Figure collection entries
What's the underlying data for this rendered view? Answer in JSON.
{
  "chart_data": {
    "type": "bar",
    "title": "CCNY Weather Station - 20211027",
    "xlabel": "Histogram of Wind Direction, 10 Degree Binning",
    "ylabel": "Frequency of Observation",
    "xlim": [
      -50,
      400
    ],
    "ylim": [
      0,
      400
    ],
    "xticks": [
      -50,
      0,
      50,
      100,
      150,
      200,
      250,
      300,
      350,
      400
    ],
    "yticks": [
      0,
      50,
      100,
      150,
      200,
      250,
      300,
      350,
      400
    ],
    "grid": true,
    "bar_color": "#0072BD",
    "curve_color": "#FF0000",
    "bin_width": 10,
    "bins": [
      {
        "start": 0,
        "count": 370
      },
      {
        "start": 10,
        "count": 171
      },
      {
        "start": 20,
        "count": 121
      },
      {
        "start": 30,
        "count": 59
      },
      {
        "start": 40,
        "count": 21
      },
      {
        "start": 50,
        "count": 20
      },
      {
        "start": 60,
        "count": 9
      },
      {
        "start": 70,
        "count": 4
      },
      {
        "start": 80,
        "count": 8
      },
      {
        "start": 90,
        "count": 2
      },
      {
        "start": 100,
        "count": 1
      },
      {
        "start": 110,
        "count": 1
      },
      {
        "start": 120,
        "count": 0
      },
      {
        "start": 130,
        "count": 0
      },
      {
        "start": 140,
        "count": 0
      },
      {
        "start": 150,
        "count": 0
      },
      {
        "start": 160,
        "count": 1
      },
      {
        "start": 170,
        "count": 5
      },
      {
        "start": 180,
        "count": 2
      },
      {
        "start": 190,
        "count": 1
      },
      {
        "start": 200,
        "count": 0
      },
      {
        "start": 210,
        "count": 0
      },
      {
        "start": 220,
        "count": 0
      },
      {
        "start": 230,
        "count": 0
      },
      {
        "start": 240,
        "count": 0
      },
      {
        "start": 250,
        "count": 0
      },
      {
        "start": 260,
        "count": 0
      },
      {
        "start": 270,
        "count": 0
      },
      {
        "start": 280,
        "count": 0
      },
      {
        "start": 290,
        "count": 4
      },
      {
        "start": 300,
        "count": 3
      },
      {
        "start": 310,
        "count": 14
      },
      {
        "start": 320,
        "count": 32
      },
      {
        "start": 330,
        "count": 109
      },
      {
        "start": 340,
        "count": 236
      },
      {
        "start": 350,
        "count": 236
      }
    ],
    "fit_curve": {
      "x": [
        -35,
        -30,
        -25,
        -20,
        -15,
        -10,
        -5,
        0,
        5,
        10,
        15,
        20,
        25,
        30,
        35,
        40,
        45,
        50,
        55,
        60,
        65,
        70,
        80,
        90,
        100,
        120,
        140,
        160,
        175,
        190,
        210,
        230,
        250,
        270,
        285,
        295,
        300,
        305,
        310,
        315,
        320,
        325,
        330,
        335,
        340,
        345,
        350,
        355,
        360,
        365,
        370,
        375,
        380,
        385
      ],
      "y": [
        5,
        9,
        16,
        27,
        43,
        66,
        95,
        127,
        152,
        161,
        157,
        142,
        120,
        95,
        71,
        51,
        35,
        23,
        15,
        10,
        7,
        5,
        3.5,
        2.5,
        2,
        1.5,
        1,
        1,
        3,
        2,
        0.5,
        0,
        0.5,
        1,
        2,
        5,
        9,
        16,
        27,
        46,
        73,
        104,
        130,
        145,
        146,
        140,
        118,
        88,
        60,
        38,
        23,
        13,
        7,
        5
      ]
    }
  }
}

PROBLEM REQUIREMENTS: All of the lines above need to be given again exactly.

EXPECTED OUTPUT:
What's the underlying data for this rendered view? Answer in JSON.
{
  "chart_data": {
    "type": "bar",
    "title": "CCNY Weather Station - 20211027",
    "xlabel": "Histogram of Wind Direction, 10 Degree Binning",
    "ylabel": "Frequency of Observation",
    "xlim": [
      -50,
      400
    ],
    "ylim": [
      0,
      400
    ],
    "xticks": [
      -50,
      0,
      50,
      100,
      150,
      200,
      250,
      300,
      350,
      400
    ],
    "yticks": [
      0,
      50,
      100,
      150,
      200,
      250,
      300,
      350,
      400
    ],
    "grid": true,
    "bar_color": "#0072BD",
    "curve_color": "#FF0000",
    "bin_width": 10,
    "bins": [
      {
        "start": 0,
        "count": 370
      },
      {
        "start": 10,
        "count": 171
      },
      {
        "start": 20,
        "count": 121
      },
      {
        "start": 30,
        "count": 59
      },
      {
        "start": 40,
        "count": 21
      },
      {
        "start": 50,
        "count": 20
      },
      {
        "start": 60,
        "count": 9
      },
      {
        "start": 70,
        "count": 4
      },
      {
        "start": 80,
        "count": 8
      },
      {
        "start": 90,
        "count": 2
      },
      {
        "start": 100,
        "count": 1
      },
      {
        "start": 110,
        "count": 1
      },
      {
        "start": 120,
        "count": 0
      },
      {
        "start": 130,
        "count": 0
      },
      {
        "start": 140,
        "count": 0
      },
      {
        "start": 150,
        "count": 0
      },
      {
        "start": 160,
        "count": 1
      },
      {
        "start": 170,
        "count": 5
      },
      {
        "start": 180,
        "count": 2
      },
      {
        "start": 190,
        "count": 1
      },
      {
        "start": 200,
        "count": 0
      },
      {
        "start": 210,
        "count": 0
      },
      {
        "start": 220,
        "count": 0
      },
      {
        "start": 230,
        "count": 0
      },
      {
        "start": 240,
        "count": 0
      },
      {
        "start": 250,
        "count": 0
      },
      {
        "start": 260,
        "count": 0
      },
      {
        "start": 270,
        "count": 0
      },
      {
        "start": 280,
        "count": 0
      },
      {
        "start": 290,
        "count": 4
      },
      {
        "start": 300,
        "count": 3
      },
      {
        "start": 310,
        "count": 14
      },
      {
        "start": 320,
        "count": 32
      },
      {
        "start": 330,
        "count": 109
      },
      {
        "start": 340,
        "count": 236
      },
      {
        "start": 350,
        "count": 236
      }
    ],
    "fit_curve": {
      "x": [
        -35,
        -30,
        -25,
        -20,
        -15,
        -10,
        -5,
        0,
        5,
        10,
        15,
        20,
        25,
        30,
        35,
        40,
        45,
        50,
        55,
        60,
        65,
        70,
        80,
        90,
        100,
        120,
        140,
        160,
        175,
        190,
        210,
        230,
        250,
        270,
        285,
        295,
        300,
        305,
        310,
        315,
        320,
        325,
        330,
        335,
        340,
        345,
        350,
        355,
        360,
        365,
        370,
        375,
        380,
        385
      ],
      "y": [
        5,
        9,
        16,
        27,
        43,
        66,
        95,
        127,
        152,
        161,
        157,
        142,
        120,
        95,
        71,
        51,
        35,
        23,
        15,
        10,
        7,
        5,
        3.5,
        2.5,
        2,
        1.5,
        1,
        1,
        3,
        2,
        0.5,
        0,
        0.5,
        1,
        2,
        5,
        9,
        16,
        27,
        46,
        73,
        104,
        130,
        145,
        146,
        140,
        118,
        88,
        60,
        38,
        23,
        13,
        7,
        5
      ]
    }
  }
}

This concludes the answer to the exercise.